TUGAS YANG DIKERJAKAN
**1)** Tuliskan ulang bagian kutipan mulai dari "REPUBLIKA.CO.ID, JAKARTA -- Orang" terus sampai "(KGSB), Sabtu (14/5/2022)." tanpa mengubah satu kata pun.
**2)** Terjemahkan kalimat dari kutipan ini ke dalam bahasa Inggris: "Orang tua bersama guru bimbingan dan konseling (BK) perlu berkolaborasi memantau risiko kecanduan gawai pada remaja."

KUTIPAN BACAAN
REPUBLIKA.CO.ID, JAKARTA -- Orang tua bersama guru bimbingan dan konseling (BK) perlu berkolaborasi memantau risiko kecanduan gawai pada remaja. Menurut Widyaiswara Kementerian Pendidikan, Kebudayaan, Riset dan Teknologi, Ana Susanti, guru BK harus bekerja sama dengan orang tua mengenali tanda dan gejala awal yang mengarah atau berisiko tinggi kecanduan itu.
"Guru BK perlu melakukan intervensi yang diperlukan untuk mencegah atau menemukan dampak merugikan dari penggunaan smartphone," ujar dia dalam webinar Remaja dan Gawai yang diselenggarakan Komunitas Guru Satkaara Berbagi (KGSB), Sabtu (14/5/2022).

[Entri dataset]
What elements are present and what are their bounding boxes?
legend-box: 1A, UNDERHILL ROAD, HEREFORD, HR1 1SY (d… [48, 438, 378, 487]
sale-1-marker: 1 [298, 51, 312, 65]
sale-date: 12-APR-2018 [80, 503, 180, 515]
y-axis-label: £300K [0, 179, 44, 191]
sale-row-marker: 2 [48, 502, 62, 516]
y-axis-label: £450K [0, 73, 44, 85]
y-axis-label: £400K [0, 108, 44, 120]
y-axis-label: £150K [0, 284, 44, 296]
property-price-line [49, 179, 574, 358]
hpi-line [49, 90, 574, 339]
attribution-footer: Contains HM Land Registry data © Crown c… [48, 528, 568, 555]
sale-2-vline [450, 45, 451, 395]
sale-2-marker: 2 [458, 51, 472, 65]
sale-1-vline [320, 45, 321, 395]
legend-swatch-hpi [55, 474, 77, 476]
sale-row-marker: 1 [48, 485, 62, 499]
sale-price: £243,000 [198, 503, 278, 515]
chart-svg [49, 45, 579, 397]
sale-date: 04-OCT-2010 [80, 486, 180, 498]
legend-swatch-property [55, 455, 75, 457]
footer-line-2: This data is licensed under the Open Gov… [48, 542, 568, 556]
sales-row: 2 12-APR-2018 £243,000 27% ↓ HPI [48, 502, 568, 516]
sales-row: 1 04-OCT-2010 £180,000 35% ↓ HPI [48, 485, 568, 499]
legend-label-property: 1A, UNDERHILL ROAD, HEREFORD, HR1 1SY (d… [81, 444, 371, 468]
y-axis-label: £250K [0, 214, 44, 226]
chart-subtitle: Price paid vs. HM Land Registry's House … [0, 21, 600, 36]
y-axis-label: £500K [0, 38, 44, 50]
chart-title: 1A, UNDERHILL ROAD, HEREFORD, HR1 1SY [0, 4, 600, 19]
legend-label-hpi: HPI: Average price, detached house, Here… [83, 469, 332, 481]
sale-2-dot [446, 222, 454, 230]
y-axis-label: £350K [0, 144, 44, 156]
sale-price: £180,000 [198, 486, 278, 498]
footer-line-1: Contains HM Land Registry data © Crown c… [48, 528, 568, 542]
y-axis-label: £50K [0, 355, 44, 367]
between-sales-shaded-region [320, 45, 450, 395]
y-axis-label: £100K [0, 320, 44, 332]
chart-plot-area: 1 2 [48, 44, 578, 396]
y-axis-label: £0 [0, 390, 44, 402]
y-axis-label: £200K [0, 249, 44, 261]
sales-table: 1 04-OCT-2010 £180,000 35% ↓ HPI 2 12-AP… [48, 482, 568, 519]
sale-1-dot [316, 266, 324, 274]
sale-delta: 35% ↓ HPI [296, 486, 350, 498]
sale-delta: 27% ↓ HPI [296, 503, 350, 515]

HASIL SETIAP TUGAS
**1)**
REPUBLIKA.CO.ID, JAKARTA -- Orang tua bersama guru bimbingan dan konseling (BK) perlu berkolaborasi memantau risiko kecanduan gawai pada remaja. Menurut Widyaiswara Kementerian Pendidikan, Kebudayaan, Riset dan Teknologi, Ana Susanti, guru BK harus bekerja sama dengan orang tua mengenali tanda dan gejala awal yang mengarah atau berisiko tinggi kecanduan itu.
"Guru BK perlu melakukan intervensi yang diperlukan untuk mencegah atau menemukan dampak merugikan dari penggunaan smartphone," ujar dia dalam webinar Remaja dan Gawai yang diselenggarakan Komunitas Guru Satkaara Berbagi (KGSB), Sabtu (14/5/2022).

**2)** Parents, together with guidance and counseling (BK) teachers, need to collaborate in monitoring the risk of gadget addiction among teenagers.